- _DESCRIPTION OF THE TASK_: Collect all lines containing the word "Shift" from the data.
* START SUPPLIED RECORDS *
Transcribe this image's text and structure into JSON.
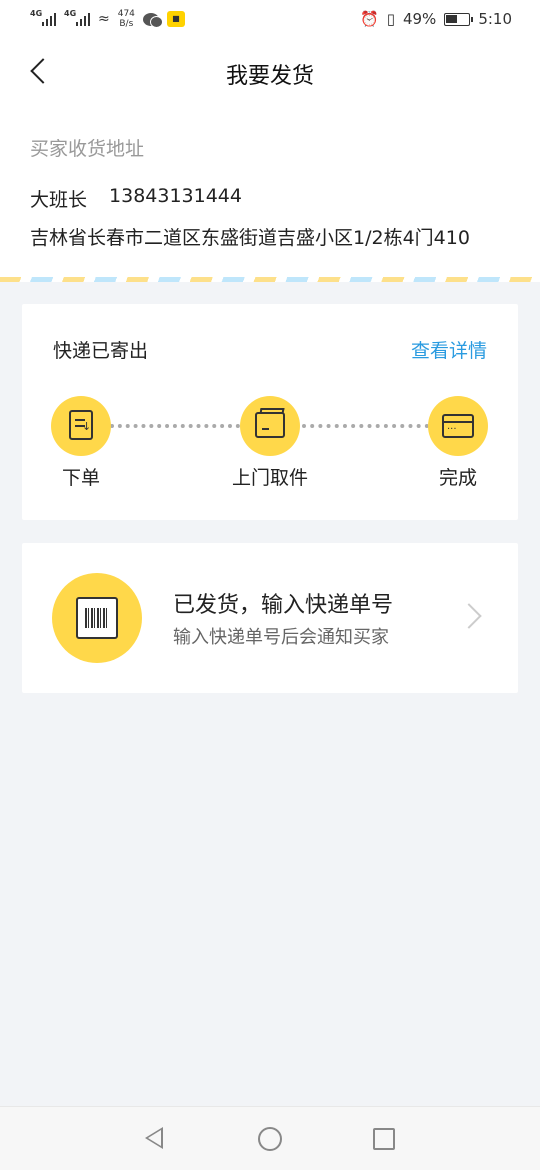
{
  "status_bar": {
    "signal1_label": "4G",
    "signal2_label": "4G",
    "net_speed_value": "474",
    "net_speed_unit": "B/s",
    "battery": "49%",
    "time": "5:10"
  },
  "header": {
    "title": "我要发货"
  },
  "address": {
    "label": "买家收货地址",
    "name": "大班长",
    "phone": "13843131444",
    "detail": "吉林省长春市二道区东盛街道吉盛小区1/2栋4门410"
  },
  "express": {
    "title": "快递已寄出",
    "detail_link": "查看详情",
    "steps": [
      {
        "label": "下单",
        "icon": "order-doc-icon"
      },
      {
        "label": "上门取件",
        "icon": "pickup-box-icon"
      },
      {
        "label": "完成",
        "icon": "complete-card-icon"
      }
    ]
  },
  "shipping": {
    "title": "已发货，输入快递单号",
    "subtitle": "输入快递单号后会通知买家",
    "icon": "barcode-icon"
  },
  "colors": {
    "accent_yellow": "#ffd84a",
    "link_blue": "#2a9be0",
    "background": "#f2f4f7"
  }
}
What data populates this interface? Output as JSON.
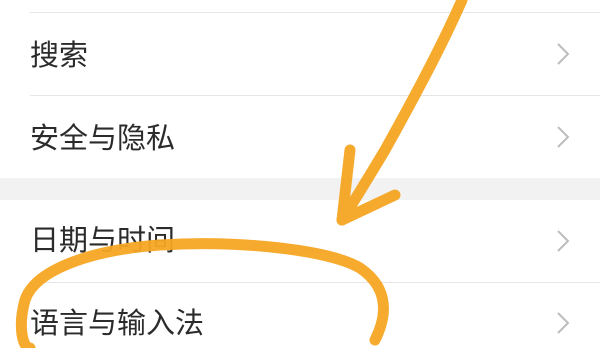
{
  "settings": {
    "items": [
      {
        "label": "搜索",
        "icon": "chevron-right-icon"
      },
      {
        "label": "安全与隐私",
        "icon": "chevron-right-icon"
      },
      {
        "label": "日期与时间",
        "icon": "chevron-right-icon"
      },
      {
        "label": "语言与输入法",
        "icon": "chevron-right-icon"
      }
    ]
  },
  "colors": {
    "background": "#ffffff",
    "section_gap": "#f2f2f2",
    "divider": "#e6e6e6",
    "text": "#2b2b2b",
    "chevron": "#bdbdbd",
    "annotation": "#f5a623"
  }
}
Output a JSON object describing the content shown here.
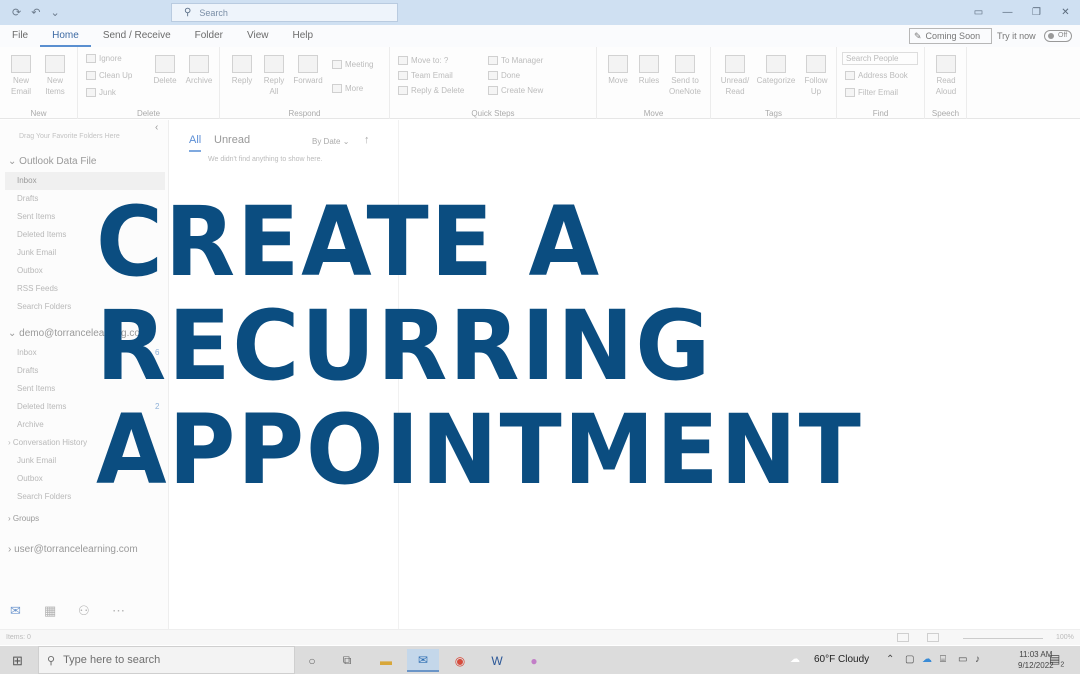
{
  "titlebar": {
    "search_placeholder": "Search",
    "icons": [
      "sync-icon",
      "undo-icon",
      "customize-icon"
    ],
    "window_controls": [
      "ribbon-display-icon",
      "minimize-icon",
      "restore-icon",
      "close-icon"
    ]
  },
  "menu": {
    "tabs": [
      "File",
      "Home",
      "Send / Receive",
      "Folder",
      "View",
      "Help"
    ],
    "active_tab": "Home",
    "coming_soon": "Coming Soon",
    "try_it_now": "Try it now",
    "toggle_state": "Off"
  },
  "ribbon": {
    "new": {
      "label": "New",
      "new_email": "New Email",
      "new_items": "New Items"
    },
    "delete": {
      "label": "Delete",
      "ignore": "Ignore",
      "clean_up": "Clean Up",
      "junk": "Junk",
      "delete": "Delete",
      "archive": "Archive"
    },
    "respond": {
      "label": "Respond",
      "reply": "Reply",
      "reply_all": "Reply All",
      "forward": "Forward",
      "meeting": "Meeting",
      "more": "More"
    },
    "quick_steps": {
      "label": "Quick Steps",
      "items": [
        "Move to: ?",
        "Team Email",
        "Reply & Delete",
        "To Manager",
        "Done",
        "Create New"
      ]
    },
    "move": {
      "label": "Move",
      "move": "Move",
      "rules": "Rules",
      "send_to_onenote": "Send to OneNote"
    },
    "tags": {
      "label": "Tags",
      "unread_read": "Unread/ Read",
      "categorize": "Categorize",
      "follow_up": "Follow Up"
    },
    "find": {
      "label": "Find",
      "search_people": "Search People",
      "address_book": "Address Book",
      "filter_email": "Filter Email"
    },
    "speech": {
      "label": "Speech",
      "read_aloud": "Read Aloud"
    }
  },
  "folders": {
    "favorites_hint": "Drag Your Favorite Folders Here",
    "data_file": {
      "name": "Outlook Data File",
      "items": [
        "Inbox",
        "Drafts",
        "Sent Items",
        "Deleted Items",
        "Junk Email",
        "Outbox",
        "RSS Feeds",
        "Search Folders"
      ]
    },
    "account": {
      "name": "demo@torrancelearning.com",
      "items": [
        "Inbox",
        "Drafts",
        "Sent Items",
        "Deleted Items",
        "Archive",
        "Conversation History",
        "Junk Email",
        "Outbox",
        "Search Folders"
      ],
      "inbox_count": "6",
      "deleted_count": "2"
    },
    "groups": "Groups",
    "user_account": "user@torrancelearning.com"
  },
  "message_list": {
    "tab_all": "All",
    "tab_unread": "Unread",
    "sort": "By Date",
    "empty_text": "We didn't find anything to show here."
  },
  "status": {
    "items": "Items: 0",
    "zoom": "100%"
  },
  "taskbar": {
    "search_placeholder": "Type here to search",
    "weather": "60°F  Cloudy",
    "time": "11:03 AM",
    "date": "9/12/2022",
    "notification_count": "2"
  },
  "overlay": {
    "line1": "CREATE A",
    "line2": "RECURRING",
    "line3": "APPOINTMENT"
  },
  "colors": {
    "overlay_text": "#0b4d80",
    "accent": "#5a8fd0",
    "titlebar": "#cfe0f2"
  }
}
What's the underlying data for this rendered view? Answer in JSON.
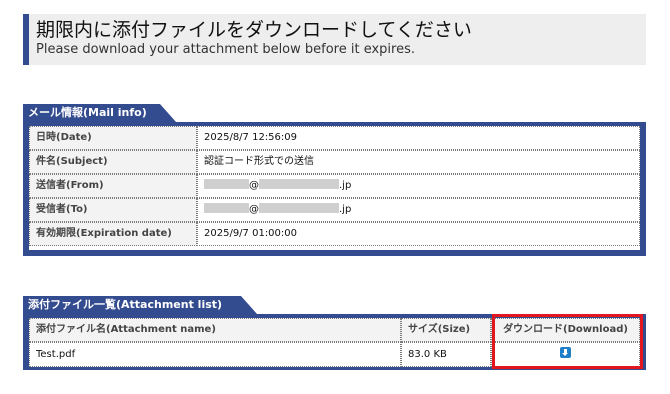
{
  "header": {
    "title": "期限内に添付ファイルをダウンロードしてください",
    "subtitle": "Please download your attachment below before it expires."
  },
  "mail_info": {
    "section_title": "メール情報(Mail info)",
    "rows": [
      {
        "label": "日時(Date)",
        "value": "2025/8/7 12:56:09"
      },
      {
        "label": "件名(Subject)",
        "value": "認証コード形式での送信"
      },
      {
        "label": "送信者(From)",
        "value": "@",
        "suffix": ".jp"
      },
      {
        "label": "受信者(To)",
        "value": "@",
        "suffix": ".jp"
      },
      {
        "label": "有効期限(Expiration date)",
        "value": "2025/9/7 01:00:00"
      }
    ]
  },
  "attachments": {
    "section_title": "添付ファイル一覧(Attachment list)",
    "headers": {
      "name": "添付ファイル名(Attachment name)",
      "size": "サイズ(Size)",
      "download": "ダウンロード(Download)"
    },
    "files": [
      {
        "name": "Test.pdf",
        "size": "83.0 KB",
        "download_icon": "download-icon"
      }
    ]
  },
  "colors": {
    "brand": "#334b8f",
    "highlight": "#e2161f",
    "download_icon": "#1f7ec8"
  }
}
* END SUPPLIED RECORDS *
* START SUPPLIED RECORDS *
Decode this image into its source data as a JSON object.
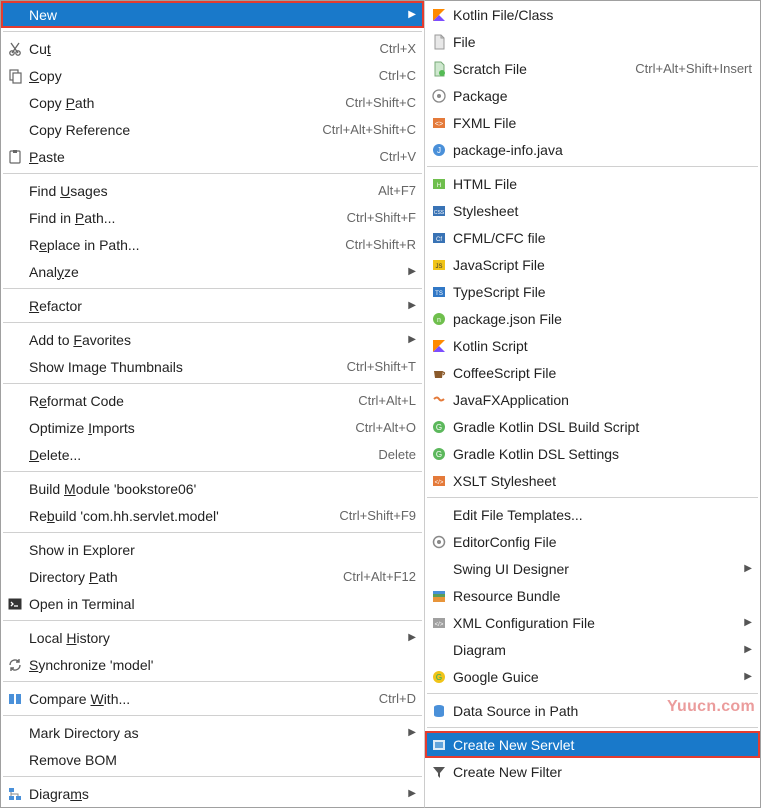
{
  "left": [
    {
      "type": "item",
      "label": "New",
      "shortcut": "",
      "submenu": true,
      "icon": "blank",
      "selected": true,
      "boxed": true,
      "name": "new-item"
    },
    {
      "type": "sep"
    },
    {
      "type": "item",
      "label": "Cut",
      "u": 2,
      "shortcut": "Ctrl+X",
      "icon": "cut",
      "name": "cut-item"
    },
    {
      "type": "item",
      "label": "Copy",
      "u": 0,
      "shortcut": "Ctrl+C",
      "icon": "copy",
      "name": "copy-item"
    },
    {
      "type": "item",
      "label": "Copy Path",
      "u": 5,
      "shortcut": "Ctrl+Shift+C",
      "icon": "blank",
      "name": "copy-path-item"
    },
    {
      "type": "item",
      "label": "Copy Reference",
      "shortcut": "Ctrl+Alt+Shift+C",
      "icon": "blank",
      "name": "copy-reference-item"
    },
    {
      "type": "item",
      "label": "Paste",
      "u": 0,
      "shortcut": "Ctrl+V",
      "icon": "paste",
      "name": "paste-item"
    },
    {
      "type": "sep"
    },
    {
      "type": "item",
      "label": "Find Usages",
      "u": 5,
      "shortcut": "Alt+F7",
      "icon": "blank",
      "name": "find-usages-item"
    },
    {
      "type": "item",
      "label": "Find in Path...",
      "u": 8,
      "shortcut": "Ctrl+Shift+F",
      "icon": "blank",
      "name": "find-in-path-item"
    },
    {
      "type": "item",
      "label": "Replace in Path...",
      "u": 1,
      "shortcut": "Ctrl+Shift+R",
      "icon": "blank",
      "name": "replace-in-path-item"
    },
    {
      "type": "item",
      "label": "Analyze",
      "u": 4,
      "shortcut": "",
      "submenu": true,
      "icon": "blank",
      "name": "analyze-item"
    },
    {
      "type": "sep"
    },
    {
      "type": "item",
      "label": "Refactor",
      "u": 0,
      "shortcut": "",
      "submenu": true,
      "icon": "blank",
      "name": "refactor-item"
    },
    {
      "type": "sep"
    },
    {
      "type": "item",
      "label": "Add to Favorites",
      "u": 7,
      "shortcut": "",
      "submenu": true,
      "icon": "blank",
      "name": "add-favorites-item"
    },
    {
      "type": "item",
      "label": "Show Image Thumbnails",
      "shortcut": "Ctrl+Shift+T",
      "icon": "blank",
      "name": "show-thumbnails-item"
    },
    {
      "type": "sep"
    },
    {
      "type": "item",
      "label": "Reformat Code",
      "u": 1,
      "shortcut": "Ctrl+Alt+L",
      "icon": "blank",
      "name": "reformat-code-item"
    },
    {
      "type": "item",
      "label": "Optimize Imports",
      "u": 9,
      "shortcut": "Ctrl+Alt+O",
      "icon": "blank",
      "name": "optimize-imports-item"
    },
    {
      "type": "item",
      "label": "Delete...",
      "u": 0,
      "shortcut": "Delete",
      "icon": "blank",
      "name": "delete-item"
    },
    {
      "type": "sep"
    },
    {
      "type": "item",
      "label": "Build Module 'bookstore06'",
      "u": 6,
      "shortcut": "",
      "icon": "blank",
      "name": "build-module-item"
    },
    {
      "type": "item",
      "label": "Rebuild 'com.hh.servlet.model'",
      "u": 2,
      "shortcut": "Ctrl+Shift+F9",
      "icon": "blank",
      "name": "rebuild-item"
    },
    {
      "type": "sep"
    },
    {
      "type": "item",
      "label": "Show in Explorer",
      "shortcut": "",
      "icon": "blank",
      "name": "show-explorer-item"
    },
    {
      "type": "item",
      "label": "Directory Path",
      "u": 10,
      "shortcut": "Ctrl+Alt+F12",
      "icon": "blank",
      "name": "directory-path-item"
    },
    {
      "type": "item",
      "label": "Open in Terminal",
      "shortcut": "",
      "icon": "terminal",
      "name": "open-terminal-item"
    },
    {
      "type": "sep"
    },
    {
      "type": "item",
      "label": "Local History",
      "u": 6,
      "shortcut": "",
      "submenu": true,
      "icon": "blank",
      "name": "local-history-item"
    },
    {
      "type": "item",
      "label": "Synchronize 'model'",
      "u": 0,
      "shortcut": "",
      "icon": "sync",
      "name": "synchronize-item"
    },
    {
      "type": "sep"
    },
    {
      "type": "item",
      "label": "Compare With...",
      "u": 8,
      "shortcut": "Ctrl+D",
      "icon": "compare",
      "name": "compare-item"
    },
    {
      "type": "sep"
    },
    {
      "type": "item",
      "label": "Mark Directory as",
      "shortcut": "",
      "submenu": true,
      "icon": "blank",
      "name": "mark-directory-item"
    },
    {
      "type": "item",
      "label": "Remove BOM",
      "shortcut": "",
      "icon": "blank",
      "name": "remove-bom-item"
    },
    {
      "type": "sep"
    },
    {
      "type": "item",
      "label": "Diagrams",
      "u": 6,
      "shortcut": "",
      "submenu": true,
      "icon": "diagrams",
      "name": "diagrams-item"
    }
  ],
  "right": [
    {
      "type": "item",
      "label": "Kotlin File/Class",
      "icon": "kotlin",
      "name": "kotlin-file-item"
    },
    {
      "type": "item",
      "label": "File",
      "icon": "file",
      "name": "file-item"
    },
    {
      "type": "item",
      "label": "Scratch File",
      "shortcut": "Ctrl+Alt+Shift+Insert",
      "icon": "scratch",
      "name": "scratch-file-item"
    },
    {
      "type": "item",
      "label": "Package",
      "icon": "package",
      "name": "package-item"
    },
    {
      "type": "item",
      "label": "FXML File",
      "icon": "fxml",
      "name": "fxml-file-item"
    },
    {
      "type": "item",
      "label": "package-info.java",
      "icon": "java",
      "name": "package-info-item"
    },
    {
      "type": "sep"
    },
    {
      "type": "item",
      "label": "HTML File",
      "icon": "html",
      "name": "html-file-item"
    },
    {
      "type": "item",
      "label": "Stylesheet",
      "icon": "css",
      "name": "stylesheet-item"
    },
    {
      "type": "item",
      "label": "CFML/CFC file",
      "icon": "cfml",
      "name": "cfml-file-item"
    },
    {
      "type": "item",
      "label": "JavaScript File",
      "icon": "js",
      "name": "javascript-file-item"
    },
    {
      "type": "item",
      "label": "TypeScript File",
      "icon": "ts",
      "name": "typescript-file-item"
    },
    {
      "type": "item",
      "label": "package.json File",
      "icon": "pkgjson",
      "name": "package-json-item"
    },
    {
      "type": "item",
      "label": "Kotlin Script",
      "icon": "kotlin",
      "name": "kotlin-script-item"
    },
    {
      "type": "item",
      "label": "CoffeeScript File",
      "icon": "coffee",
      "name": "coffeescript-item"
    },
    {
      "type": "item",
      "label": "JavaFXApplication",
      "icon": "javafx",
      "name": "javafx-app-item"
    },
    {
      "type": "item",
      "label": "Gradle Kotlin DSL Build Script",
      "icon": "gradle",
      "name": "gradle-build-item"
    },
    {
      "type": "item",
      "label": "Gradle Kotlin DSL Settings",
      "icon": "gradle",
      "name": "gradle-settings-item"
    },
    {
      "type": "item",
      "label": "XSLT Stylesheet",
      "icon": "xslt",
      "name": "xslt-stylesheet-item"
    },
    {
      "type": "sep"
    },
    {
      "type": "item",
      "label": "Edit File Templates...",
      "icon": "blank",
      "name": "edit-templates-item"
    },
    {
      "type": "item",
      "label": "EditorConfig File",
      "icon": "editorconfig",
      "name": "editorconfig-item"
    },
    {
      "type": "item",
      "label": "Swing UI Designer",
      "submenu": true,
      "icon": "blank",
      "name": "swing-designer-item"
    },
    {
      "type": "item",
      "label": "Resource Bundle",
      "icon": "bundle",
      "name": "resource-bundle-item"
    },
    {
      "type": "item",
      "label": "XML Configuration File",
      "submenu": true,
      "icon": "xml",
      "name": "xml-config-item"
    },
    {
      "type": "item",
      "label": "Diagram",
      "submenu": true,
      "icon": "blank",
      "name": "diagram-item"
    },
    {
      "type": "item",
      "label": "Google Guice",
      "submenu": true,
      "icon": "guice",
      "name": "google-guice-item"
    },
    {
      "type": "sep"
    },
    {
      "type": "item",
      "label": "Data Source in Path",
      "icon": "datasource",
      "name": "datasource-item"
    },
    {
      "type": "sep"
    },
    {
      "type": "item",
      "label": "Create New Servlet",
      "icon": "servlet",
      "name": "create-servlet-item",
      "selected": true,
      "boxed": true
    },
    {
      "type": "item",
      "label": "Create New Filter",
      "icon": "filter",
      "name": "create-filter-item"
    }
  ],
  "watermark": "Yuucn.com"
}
* END SUPPLIED RECORDS *
* START SUPPLIED RECORDS *
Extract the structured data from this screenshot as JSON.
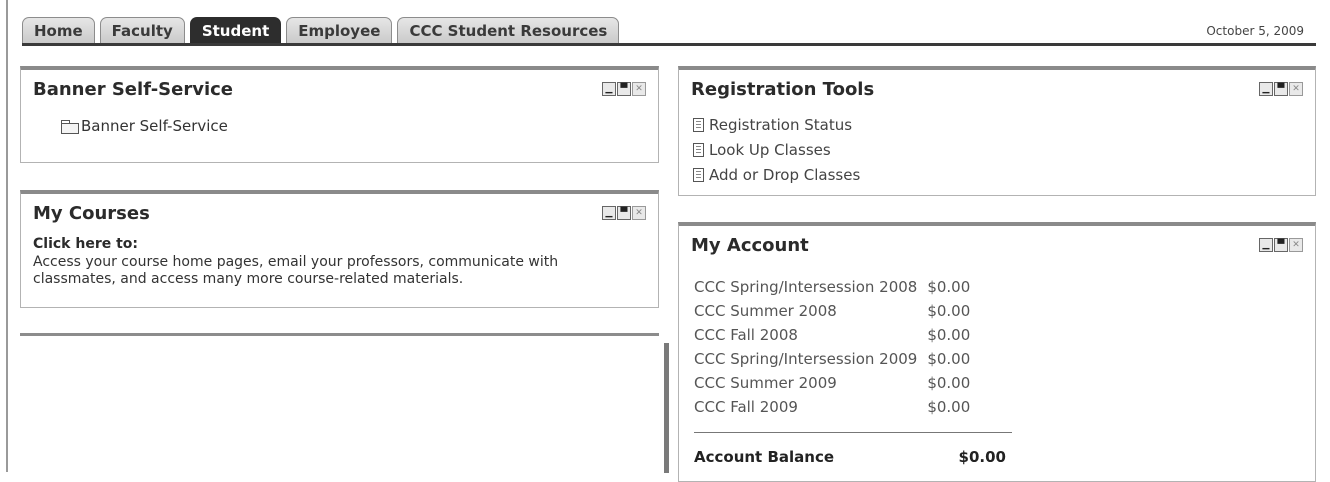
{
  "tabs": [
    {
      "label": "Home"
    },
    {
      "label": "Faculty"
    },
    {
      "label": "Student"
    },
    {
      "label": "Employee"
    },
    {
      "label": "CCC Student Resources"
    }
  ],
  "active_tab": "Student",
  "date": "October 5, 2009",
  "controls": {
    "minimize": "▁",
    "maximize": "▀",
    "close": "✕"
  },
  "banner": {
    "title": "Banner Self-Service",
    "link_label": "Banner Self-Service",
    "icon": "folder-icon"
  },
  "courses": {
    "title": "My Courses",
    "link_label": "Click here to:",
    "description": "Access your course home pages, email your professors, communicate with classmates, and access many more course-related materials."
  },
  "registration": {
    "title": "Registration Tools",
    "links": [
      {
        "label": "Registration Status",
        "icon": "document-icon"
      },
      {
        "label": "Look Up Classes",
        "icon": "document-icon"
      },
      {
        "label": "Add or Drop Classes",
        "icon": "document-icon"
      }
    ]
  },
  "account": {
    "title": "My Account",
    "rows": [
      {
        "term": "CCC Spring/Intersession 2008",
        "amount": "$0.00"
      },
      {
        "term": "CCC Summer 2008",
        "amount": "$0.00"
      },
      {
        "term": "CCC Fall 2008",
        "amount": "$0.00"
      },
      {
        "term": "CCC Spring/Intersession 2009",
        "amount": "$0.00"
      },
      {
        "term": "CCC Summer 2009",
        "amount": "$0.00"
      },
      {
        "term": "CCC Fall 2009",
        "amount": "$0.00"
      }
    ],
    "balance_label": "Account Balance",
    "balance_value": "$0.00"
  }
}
* END SUPPLIED RECORDS *
- _ANSWER TO THIS PROBLEM_:
      "shortcut": "Ctrl+Shift+C",
      "shortcut": "Ctrl+Alt+Shift+C",
      "shortcut": "Ctrl+Shift+F",
      "shortcut": "Ctrl+Shift+R",
      "shortcut": "Ctrl+Shift+T",
      "shortcut": "Ctrl+Shift+F9",
      "shortcut": "Ctrl+Alt+Shift+Insert",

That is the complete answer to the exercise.